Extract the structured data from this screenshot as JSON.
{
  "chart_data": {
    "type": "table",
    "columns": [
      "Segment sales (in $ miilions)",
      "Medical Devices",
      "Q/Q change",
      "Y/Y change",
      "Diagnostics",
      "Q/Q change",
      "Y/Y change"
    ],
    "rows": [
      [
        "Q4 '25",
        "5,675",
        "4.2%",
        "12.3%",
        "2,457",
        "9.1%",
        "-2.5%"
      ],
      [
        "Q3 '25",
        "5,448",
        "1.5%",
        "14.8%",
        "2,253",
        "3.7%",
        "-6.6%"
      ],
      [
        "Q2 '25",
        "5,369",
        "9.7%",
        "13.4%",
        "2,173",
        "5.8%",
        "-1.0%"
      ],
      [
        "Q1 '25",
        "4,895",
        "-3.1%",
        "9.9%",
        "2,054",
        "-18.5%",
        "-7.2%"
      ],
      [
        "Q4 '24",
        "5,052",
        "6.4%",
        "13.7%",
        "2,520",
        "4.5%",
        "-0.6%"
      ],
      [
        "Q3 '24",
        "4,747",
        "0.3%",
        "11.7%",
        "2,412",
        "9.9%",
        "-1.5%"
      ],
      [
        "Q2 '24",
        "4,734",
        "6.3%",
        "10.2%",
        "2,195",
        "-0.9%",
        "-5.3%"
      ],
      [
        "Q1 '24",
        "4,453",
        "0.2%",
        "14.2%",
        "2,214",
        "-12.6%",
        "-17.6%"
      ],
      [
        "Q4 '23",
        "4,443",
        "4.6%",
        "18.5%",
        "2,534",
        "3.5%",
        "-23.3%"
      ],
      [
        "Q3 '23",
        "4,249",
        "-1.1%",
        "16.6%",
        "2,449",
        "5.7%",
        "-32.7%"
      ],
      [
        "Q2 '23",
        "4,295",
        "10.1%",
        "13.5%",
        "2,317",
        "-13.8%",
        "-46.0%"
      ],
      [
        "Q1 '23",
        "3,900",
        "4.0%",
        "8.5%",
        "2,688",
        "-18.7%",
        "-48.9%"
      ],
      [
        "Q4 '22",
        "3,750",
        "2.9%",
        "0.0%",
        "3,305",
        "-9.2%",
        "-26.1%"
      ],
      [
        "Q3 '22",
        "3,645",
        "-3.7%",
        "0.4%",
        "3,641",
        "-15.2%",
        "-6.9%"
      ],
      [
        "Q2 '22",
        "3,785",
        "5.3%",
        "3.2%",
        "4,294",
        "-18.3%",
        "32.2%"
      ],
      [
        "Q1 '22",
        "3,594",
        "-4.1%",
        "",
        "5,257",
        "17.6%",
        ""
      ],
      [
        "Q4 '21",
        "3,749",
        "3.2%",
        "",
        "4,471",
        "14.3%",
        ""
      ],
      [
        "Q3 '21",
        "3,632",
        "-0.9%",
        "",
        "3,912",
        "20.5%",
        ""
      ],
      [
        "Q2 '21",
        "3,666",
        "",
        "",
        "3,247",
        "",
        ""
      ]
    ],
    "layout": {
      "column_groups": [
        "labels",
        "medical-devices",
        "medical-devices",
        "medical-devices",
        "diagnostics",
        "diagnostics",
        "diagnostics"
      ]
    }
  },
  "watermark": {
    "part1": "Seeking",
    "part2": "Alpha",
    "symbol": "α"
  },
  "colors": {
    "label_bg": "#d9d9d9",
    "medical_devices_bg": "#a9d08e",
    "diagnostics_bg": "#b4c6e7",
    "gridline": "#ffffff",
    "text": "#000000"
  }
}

__________________________________________________

> **Exercise prompt**: Print the whole listing again, exactly.

> **Response**:
Extract the structured data from this screenshot as JSON.
{
  "chart_data": {
    "type": "table",
    "columns": [
      "Segment sales (in $ miilions)",
      "Medical Devices",
      "Q/Q change",
      "Y/Y change",
      "Diagnostics",
      "Q/Q change",
      "Y/Y change"
    ],
    "rows": [
      [
        "Q4 '25",
        "5,675",
        "4.2%",
        "12.3%",
        "2,457",
        "9.1%",
        "-2.5%"
      ],
      [
        "Q3 '25",
        "5,448",
        "1.5%",
        "14.8%",
        "2,253",
        "3.7%",
        "-6.6%"
      ],
      [
        "Q2 '25",
        "5,369",
        "9.7%",
        "13.4%",
        "2,173",
        "5.8%",
        "-1.0%"
      ],
      [
        "Q1 '25",
        "4,895",
        "-3.1%",
        "9.9%",
        "2,054",
        "-18.5%",
        "-7.2%"
      ],
      [
        "Q4 '24",
        "5,052",
        "6.4%",
        "13.7%",
        "2,520",
        "4.5%",
        "-0.6%"
      ],
      [
        "Q3 '24",
        "4,747",
        "0.3%",
        "11.7%",
        "2,412",
        "9.9%",
        "-1.5%"
      ],
      [
        "Q2 '24",
        "4,734",
        "6.3%",
        "10.2%",
        "2,195",
        "-0.9%",
        "-5.3%"
      ],
      [
        "Q1 '24",
        "4,453",
        "0.2%",
        "14.2%",
        "2,214",
        "-12.6%",
        "-17.6%"
      ],
      [
        "Q4 '23",
        "4,443",
        "4.6%",
        "18.5%",
        "2,534",
        "3.5%",
        "-23.3%"
      ],
      [
        "Q3 '23",
        "4,249",
        "-1.1%",
        "16.6%",
        "2,449",
        "5.7%",
        "-32.7%"
      ],
      [
        "Q2 '23",
        "4,295",
        "10.1%",
        "13.5%",
        "2,317",
        "-13.8%",
        "-46.0%"
      ],
      [
        "Q1 '23",
        "3,900",
        "4.0%",
        "8.5%",
        "2,688",
        "-18.7%",
        "-48.9%"
      ],
      [
        "Q4 '22",
        "3,750",
        "2.9%",
        "0.0%",
        "3,305",
        "-9.2%",
        "-26.1%"
      ],
      [
        "Q3 '22",
        "3,645",
        "-3.7%",
        "0.4%",
        "3,641",
        "-15.2%",
        "-6.9%"
      ],
      [
        "Q2 '22",
        "3,785",
        "5.3%",
        "3.2%",
        "4,294",
        "-18.3%",
        "32.2%"
      ],
      [
        "Q1 '22",
        "3,594",
        "-4.1%",
        "",
        "5,257",
        "17.6%",
        ""
      ],
      [
        "Q4 '21",
        "3,749",
        "3.2%",
        "",
        "4,471",
        "14.3%",
        ""
      ],
      [
        "Q3 '21",
        "3,632",
        "-0.9%",
        "",
        "3,912",
        "20.5%",
        ""
      ],
      [
        "Q2 '21",
        "3,666",
        "",
        "",
        "3,247",
        "",
        ""
      ]
    ],
    "layout": {
      "column_groups": [
        "labels",
        "medical-devices",
        "medical-devices",
        "medical-devices",
        "diagnostics",
        "diagnostics",
        "diagnostics"
      ]
    }
  },
  "watermark": {
    "part1": "Seeking",
    "part2": "Alpha",
    "symbol": "α"
  },
  "colors": {
    "label_bg": "#d9d9d9",
    "medical_devices_bg": "#a9d08e",
    "diagnostics_bg": "#b4c6e7",
    "gridline": "#ffffff",
    "text": "#000000"
  }
}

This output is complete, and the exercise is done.